SET EXERCISE: Output the material exactly, but drop every image it holds.

DATASET:
------------------------------------
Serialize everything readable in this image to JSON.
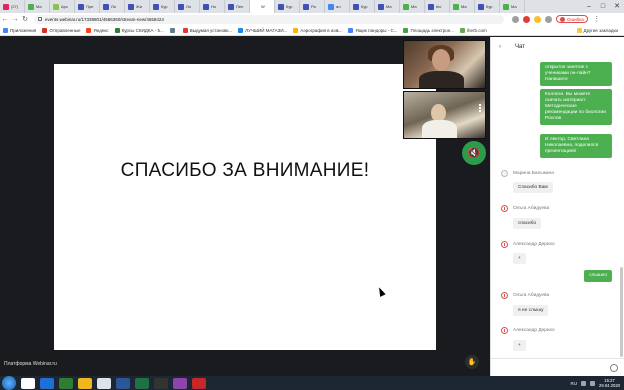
{
  "browser": {
    "tabs": [
      {
        "title": "(27)",
        "color": "#e0245e"
      },
      {
        "title": "Ма",
        "color": "#4caf50"
      },
      {
        "title": "Арс",
        "color": "#8bc34a"
      },
      {
        "title": "Пре",
        "color": "#3f51b5"
      },
      {
        "title": "Ли",
        "color": "#3f51b5"
      },
      {
        "title": "Жи",
        "color": "#3f51b5"
      },
      {
        "title": "Кур",
        "color": "#3f51b5"
      },
      {
        "title": "Ли",
        "color": "#3f51b5"
      },
      {
        "title": "Но",
        "color": "#3f51b5"
      },
      {
        "title": "Пен",
        "color": "#3f51b5"
      },
      {
        "title": "W",
        "color": "#ffffff"
      },
      {
        "title": "Кур",
        "color": "#3f51b5"
      },
      {
        "title": "Ра",
        "color": "#3f51b5"
      },
      {
        "title": "ал",
        "color": "#4285f4"
      },
      {
        "title": "Кур",
        "color": "#3f51b5"
      },
      {
        "title": "Ма",
        "color": "#3f51b5"
      },
      {
        "title": "Ма",
        "color": "#4caf50"
      },
      {
        "title": "bio",
        "color": "#3f51b5"
      },
      {
        "title": "Ма",
        "color": "#4caf50"
      },
      {
        "title": "Кур",
        "color": "#3f51b5"
      },
      {
        "title": "Ма",
        "color": "#4caf50"
      }
    ],
    "active_tab": 10,
    "url": "events.webinar.ru/17339801/4566360/stream-new/4658424",
    "profile_label": "Ошибка",
    "bookmarks": [
      {
        "label": "Приложения",
        "color": "#4285f4"
      },
      {
        "label": "Отправленные",
        "color": "#d93025"
      },
      {
        "label": "Яндекс",
        "color": "#fc3f1d"
      },
      {
        "label": "Курсы СКИДКА - 5...",
        "color": "#2e7d32"
      },
      {
        "label": "",
        "color": "#607d8b"
      },
      {
        "label": "Выдумая установк...",
        "color": "#e53935"
      },
      {
        "label": "ЛУЧШИЙ МАГАЗИ...",
        "color": "#1e88e5"
      },
      {
        "label": "Аэрография в аэ&...",
        "color": "#ffb300"
      },
      {
        "label": "Ящик пандоры - С...",
        "color": "#4285f4"
      },
      {
        "label": "Площадь электрон...",
        "color": "#43a047"
      },
      {
        "label": "iherb.com",
        "color": "#6aa84f"
      }
    ],
    "bookmarks_other": "Другие закладки"
  },
  "stage": {
    "slide_text": "СПАСИБО ЗА ВНИМАНИЕ!",
    "brand": "Платформа Webinar.ru"
  },
  "chat": {
    "title": "Чат",
    "outgoing": [
      "открытое занятие с учениками он-лайн? Напишите",
      "Коллеги. Вы можете скачать материал: Методические рекомендации по биологии Рохлов",
      "И лектор, Светлана Николаевна, поделился презентацией"
    ],
    "messages": [
      {
        "sender": "Марина Балыкина",
        "text": "Спасибо Вам",
        "avatar": "grey"
      },
      {
        "sender": "Ольга Абидуева",
        "text": "спасибо",
        "avatar": "red"
      },
      {
        "sender": "Александр Дерихо",
        "text": "+",
        "avatar": "red"
      },
      {
        "own": "слышно"
      },
      {
        "sender": "Ольга Абидуева",
        "text": "я не слышу",
        "avatar": "red"
      },
      {
        "sender": "Александр Дерихо",
        "text": "+",
        "avatar": "red"
      }
    ]
  },
  "taskbar": {
    "lang": "RU",
    "time": "15:27",
    "date": "29.04.2020",
    "apps": [
      "#ffffff",
      "#1f6fd6",
      "#2e7d32",
      "#f3b61f",
      "#dfe3e8",
      "#2b579a",
      "#1e7145",
      "#333333",
      "#8e44ad",
      "#c62828"
    ]
  }
}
------------------------------------
FULL ANSWER:
Serialize everything readable in this image to JSON.
{
  "browser": {
    "tabs": [
      {
        "title": "(27)",
        "color": "#e0245e"
      },
      {
        "title": "Ма",
        "color": "#4caf50"
      },
      {
        "title": "Арс",
        "color": "#8bc34a"
      },
      {
        "title": "Пре",
        "color": "#3f51b5"
      },
      {
        "title": "Ли",
        "color": "#3f51b5"
      },
      {
        "title": "Жи",
        "color": "#3f51b5"
      },
      {
        "title": "Кур",
        "color": "#3f51b5"
      },
      {
        "title": "Ли",
        "color": "#3f51b5"
      },
      {
        "title": "Но",
        "color": "#3f51b5"
      },
      {
        "title": "Пен",
        "color": "#3f51b5"
      },
      {
        "title": "W",
        "color": "#ffffff"
      },
      {
        "title": "Кур",
        "color": "#3f51b5"
      },
      {
        "title": "Ра",
        "color": "#3f51b5"
      },
      {
        "title": "ал",
        "color": "#4285f4"
      },
      {
        "title": "Кур",
        "color": "#3f51b5"
      },
      {
        "title": "Ма",
        "color": "#3f51b5"
      },
      {
        "title": "Ма",
        "color": "#4caf50"
      },
      {
        "title": "bio",
        "color": "#3f51b5"
      },
      {
        "title": "Ма",
        "color": "#4caf50"
      },
      {
        "title": "Кур",
        "color": "#3f51b5"
      },
      {
        "title": "Ма",
        "color": "#4caf50"
      }
    ],
    "active_tab": 10,
    "url": "events.webinar.ru/17339801/4566360/stream-new/4658424",
    "profile_label": "Ошибка",
    "bookmarks": [
      {
        "label": "Приложения",
        "color": "#4285f4"
      },
      {
        "label": "Отправленные",
        "color": "#d93025"
      },
      {
        "label": "Яндекс",
        "color": "#fc3f1d"
      },
      {
        "label": "Курсы СКИДКА - 5...",
        "color": "#2e7d32"
      },
      {
        "label": "",
        "color": "#607d8b"
      },
      {
        "label": "Выдумая установк...",
        "color": "#e53935"
      },
      {
        "label": "ЛУЧШИЙ МАГАЗИ...",
        "color": "#1e88e5"
      },
      {
        "label": "Аэрография в аэ&...",
        "color": "#ffb300"
      },
      {
        "label": "Ящик пандоры - С...",
        "color": "#4285f4"
      },
      {
        "label": "Площадь электрон...",
        "color": "#43a047"
      },
      {
        "label": "iherb.com",
        "color": "#6aa84f"
      }
    ],
    "bookmarks_other": "Другие закладки"
  },
  "stage": {
    "slide_text": "СПАСИБО ЗА ВНИМАНИЕ!",
    "brand": "Платформа Webinar.ru"
  },
  "chat": {
    "title": "Чат",
    "outgoing": [
      "открытое занятие с учениками он-лайн? Напишите",
      "Коллеги. Вы можете скачать материал: Методические рекомендации по биологии Рохлов",
      "И лектор, Светлана Николаевна, поделился презентацией"
    ],
    "messages": [
      {
        "sender": "Марина Балыкина",
        "text": "Спасибо Вам",
        "avatar": "grey"
      },
      {
        "sender": "Ольга Абидуева",
        "text": "спасибо",
        "avatar": "red"
      },
      {
        "sender": "Александр Дерихо",
        "text": "+",
        "avatar": "red"
      },
      {
        "own": "слышно"
      },
      {
        "sender": "Ольга Абидуева",
        "text": "я не слышу",
        "avatar": "red"
      },
      {
        "sender": "Александр Дерихо",
        "text": "+",
        "avatar": "red"
      }
    ]
  },
  "taskbar": {
    "lang": "RU",
    "time": "15:27",
    "date": "29.04.2020",
    "apps": [
      "#ffffff",
      "#1f6fd6",
      "#2e7d32",
      "#f3b61f",
      "#dfe3e8",
      "#2b579a",
      "#1e7145",
      "#333333",
      "#8e44ad",
      "#c62828"
    ]
  }
}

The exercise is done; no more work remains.